_What the task requires:_ Each record is to be printed again precisely as it reads.

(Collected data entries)
---+---
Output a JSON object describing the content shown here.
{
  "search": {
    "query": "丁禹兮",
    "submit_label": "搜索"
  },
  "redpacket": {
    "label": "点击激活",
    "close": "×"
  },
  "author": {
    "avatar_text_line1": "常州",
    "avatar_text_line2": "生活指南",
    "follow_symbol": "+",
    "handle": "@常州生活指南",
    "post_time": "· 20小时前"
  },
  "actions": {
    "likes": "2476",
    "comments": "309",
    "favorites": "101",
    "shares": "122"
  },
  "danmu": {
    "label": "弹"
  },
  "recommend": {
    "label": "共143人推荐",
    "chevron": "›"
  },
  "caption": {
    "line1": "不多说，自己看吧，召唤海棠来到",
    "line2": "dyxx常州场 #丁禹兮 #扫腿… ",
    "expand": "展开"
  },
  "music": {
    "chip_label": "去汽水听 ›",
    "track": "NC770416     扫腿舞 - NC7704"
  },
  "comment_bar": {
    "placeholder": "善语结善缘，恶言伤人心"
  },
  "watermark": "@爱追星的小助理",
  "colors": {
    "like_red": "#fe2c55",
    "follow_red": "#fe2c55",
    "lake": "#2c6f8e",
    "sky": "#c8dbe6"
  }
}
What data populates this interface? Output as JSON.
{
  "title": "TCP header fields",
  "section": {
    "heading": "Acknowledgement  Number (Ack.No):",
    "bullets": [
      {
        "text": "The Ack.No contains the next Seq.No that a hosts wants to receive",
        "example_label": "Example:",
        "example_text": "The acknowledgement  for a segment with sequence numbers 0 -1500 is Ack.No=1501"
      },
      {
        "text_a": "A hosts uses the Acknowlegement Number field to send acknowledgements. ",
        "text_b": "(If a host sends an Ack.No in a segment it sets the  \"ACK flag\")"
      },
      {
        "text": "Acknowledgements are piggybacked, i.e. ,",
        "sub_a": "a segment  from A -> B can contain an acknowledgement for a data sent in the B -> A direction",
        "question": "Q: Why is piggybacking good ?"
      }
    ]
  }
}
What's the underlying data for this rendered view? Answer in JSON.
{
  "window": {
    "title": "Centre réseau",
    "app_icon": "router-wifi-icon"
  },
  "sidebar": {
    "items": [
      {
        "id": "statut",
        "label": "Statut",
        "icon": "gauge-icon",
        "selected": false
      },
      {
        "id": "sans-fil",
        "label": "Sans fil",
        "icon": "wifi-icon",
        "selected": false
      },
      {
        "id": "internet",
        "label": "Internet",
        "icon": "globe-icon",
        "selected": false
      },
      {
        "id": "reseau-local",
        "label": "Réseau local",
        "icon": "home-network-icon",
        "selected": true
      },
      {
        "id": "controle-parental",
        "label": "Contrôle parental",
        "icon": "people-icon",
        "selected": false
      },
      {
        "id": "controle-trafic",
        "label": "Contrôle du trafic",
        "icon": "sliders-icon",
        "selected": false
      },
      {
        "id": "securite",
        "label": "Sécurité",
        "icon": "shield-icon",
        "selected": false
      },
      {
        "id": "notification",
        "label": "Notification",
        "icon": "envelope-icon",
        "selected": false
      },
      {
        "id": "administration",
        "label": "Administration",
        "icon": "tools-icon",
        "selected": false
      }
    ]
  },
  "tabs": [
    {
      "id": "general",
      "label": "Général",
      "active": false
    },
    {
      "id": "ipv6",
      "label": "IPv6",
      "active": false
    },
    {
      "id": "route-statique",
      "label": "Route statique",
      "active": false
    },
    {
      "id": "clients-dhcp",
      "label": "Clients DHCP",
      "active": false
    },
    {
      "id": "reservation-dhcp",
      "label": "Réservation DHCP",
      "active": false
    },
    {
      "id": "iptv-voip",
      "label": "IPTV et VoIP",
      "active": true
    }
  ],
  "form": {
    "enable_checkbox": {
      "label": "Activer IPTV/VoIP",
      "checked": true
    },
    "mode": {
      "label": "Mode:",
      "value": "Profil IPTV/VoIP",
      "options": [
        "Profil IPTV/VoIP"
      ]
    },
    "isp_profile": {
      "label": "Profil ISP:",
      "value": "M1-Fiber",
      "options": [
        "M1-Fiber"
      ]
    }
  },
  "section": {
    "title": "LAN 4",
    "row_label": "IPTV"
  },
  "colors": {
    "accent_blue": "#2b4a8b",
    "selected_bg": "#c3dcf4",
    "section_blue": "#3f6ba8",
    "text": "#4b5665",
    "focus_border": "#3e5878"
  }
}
---+---
_Full output:_
Output a JSON object describing the content shown here.
{
  "search": {
    "query": "丁禹兮",
    "submit_label": "搜索"
  },
  "redpacket": {
    "label": "点击激活",
    "close": "×"
  },
  "author": {
    "avatar_text_line1": "常州",
    "avatar_text_line2": "生活指南",
    "follow_symbol": "+",
    "handle": "@常州生活指南",
    "post_time": "· 20小时前"
  },
  "actions": {
    "likes": "2476",
    "comments": "309",
    "favorites": "101",
    "shares": "122"
  },
  "danmu": {
    "label": "弹"
  },
  "recommend": {
    "label": "共143人推荐",
    "chevron": "›"
  },
  "caption": {
    "line1": "不多说，自己看吧，召唤海棠来到",
    "line2": "dyxx常州场 #丁禹兮 #扫腿… ",
    "expand": "展开"
  },
  "music": {
    "chip_label": "去汽水听 ›",
    "track": "NC770416     扫腿舞 - NC7704"
  },
  "comment_bar": {
    "placeholder": "善语结善缘，恶言伤人心"
  },
  "watermark": "@爱追星的小助理",
  "colors": {
    "like_red": "#fe2c55",
    "follow_red": "#fe2c55",
    "lake": "#2c6f8e",
    "sky": "#c8dbe6"
  }
}
What data populates this interface? Output as JSON.
{
  "title": "TCP header fields",
  "section": {
    "heading": "Acknowledgement  Number (Ack.No):",
    "bullets": [
      {
        "text": "The Ack.No contains the next Seq.No that a hosts wants to receive",
        "example_label": "Example:",
        "example_text": "The acknowledgement  for a segment with sequence numbers 0 -1500 is Ack.No=1501"
      },
      {
        "text_a": "A hosts uses the Acknowlegement Number field to send acknowledgements. ",
        "text_b": "(If a host sends an Ack.No in a segment it sets the  \"ACK flag\")"
      },
      {
        "text": "Acknowledgements are piggybacked, i.e. ,",
        "sub_a": "a segment  from A -> B can contain an acknowledgement for a data sent in the B -> A direction",
        "question": "Q: Why is piggybacking good ?"
      }
    ]
  }
}
What's the underlying data for this rendered view? Answer in JSON.
{
  "window": {
    "title": "Centre réseau",
    "app_icon": "router-wifi-icon"
  },
  "sidebar": {
    "items": [
      {
        "id": "statut",
        "label": "Statut",
        "icon": "gauge-icon",
        "selected": false
      },
      {
        "id": "sans-fil",
        "label": "Sans fil",
        "icon": "wifi-icon",
        "selected": false
      },
      {
        "id": "internet",
        "label": "Internet",
        "icon": "globe-icon",
        "selected": false
      },
      {
        "id": "reseau-local",
        "label": "Réseau local",
        "icon": "home-network-icon",
        "selected": true
      },
      {
        "id": "controle-parental",
        "label": "Contrôle parental",
        "icon": "people-icon",
        "selected": false
      },
      {
        "id": "controle-trafic",
        "label": "Contrôle du trafic",
        "icon": "sliders-icon",
        "selected": false
      },
      {
        "id": "securite",
        "label": "Sécurité",
        "icon": "shield-icon",
        "selected": false
      },
      {
        "id": "notification",
        "label": "Notification",
        "icon": "envelope-icon",
        "selected": false
      },
      {
        "id": "administration",
        "label": "Administration",
        "icon": "tools-icon",
        "selected": false
      }
    ]
  },
  "tabs": [
    {
      "id": "general",
      "label": "Général",
      "active": false
    },
    {
      "id": "ipv6",
      "label": "IPv6",
      "active": false
    },
    {
      "id": "route-statique",
      "label": "Route statique",
      "active": false
    },
    {
      "id": "clients-dhcp",
      "label": "Clients DHCP",
      "active": false
    },
    {
      "id": "reservation-dhcp",
      "label": "Réservation DHCP",
      "active": false
    },
    {
      "id": "iptv-voip",
      "label": "IPTV et VoIP",
      "active": true
    }
  ],
  "form": {
    "enable_checkbox": {
      "label": "Activer IPTV/VoIP",
      "checked": true
    },
    "mode": {
      "label": "Mode:",
      "value": "Profil IPTV/VoIP",
      "options": [
        "Profil IPTV/VoIP"
      ]
    },
    "isp_profile": {
      "label": "Profil ISP:",
      "value": "M1-Fiber",
      "options": [
        "M1-Fiber"
      ]
    }
  },
  "section": {
    "title": "LAN 4",
    "row_label": "IPTV"
  },
  "colors": {
    "accent_blue": "#2b4a8b",
    "selected_bg": "#c3dcf4",
    "section_blue": "#3f6ba8",
    "text": "#4b5665",
    "focus_border": "#3e5878"
  }
}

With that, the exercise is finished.